Meetings with Sir James Munby
President of the Family Division of the High Court


(In plain language, head of the family courts)


Most people come to FNF in a family crisis. Their children have been stopped from seeing them, or not seeing them enough.

Our first duty, as a social care charity, is to help them. By doing our best to support their excluded parent to get, and then use for the best, enough parenting time.

Most of our publications and work is of this sort.

But this is, of course, like treating cases of cholera when the water supply is polluted. It is what the individuals want and need, but unless the cause is treated at source, there will be a constant supply of people needing help.

So our second duty is to promote social and legal attitudes that will prevent children being denied a full and free relationship with both their parents and their wider family,unless there is a good reason why this should  not be  allowed.

Sir James gave the plenary talk at our Annual General Meeting in 2014. The text of his talk is on this website. We have now started what he has told us will be a continuing dialogue. We are delighted, but he is not offering us any special privilege. His job requires him to listen to all important points of view, and act according to his judgement of their worth.

He is probably the most important single person influencing the relationship children of parents who live apart have with their parents and their wider family.

Judges are required to administer the Laws passed by Parliament. But those Laws concerning children are very vague, mainly saying that judges should do what is best for children. They are not tied down to anything specific. As a result of FNF lobbying a new Law has stated that children have the right to have both their parents involved in their lives unless there is a contrary reason. Most people were probably surprised that this was not the Law already. But it was not. But it is still hardly specific. Judges and magistrates can still do pretty well what they like, provided they feel it's right and they say it's for the best for the children.

· · · · · · ·

## Instructions
(1) Decide whether each statement below agrees with the text on meetings with Sir James Munby. Answer yes or no and quote the words of the text that decide it.
(a) Sir James gave the plenary talk at the Annual General Meeting in 2014.
(b) Sir James is offering FNF a special privilege.
(c) The laws concerning children tie judges down to specific requirements.
(2) Render this sentence from the text on meetings with Sir James Munby in Spanish: "Judges are required to administer the Laws passed by Parliament."
(3) According to the text on meetings with Sir James Munby, what new right did a law establish as a result of FNF lobbying?

## Supplied information
· · · · · · ·

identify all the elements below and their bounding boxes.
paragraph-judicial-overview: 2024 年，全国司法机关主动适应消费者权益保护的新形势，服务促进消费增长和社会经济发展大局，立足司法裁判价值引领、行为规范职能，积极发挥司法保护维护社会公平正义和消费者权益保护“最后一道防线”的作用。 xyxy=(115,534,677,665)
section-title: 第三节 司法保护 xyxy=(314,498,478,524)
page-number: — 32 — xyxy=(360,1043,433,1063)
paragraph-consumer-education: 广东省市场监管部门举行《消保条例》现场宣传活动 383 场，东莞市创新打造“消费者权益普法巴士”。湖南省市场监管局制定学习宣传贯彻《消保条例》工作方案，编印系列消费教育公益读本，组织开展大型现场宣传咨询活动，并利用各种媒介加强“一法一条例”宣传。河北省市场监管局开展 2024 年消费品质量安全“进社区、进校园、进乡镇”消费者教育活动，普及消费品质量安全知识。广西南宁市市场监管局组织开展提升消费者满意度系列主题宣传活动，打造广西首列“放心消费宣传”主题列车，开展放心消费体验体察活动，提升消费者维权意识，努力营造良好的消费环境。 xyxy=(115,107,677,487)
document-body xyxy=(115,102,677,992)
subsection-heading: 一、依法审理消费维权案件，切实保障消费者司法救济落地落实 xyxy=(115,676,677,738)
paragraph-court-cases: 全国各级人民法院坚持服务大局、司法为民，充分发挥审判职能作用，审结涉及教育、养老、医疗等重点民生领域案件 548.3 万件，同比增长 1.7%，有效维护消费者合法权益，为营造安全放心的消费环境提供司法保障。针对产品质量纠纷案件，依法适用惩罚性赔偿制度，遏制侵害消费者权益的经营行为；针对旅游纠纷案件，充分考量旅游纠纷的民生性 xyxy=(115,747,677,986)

· · · · · · ·

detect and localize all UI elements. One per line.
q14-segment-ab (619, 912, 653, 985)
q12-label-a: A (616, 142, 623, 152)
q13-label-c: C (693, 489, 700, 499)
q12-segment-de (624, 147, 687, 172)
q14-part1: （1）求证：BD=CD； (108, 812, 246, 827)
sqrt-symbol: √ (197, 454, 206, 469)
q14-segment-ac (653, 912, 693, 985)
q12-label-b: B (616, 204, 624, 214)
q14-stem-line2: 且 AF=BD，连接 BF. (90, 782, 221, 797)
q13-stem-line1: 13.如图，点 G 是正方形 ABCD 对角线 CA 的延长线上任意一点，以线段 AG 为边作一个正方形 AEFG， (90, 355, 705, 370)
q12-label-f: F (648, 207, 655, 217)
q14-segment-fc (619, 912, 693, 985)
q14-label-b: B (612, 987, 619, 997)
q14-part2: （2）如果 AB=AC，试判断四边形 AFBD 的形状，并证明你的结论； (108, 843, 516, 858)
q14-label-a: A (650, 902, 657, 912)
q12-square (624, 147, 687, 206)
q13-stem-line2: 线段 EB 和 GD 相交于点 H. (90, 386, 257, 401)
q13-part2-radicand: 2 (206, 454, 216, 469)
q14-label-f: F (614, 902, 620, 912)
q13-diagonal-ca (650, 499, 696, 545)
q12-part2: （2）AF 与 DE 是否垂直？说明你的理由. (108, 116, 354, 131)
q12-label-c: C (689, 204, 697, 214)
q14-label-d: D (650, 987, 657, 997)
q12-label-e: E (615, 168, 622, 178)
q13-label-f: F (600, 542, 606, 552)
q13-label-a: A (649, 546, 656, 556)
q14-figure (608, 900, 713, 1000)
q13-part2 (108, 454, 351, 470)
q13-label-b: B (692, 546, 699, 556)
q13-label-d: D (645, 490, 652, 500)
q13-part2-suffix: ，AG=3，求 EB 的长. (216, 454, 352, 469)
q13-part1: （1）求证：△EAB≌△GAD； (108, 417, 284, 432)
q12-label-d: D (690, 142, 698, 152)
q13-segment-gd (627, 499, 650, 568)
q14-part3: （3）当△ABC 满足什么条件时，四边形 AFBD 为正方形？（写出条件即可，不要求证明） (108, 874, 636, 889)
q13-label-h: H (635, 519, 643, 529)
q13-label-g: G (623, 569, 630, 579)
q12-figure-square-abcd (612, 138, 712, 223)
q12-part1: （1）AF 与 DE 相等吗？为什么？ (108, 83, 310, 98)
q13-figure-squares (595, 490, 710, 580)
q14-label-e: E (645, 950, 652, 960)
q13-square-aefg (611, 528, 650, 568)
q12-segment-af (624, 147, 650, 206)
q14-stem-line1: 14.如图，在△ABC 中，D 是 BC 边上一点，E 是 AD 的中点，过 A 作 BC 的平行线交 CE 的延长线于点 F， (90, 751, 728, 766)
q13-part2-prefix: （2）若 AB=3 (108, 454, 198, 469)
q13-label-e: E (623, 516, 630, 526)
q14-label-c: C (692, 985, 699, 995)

· · · · · · ·

## Responses by task
(1)
(a) Yes: "Sir James gave the plenary talk at our Annual General Meeting in 2014."
(b) No: "he is not offering us any special privilege."
(c) No: "They are not tied down to anything specific."

(2) Los jueces están obligados a aplicar las leyes aprobadas por el Parlamento.

(3) Children have the right to have both their parents involved in their lives unless there is a contrary reason.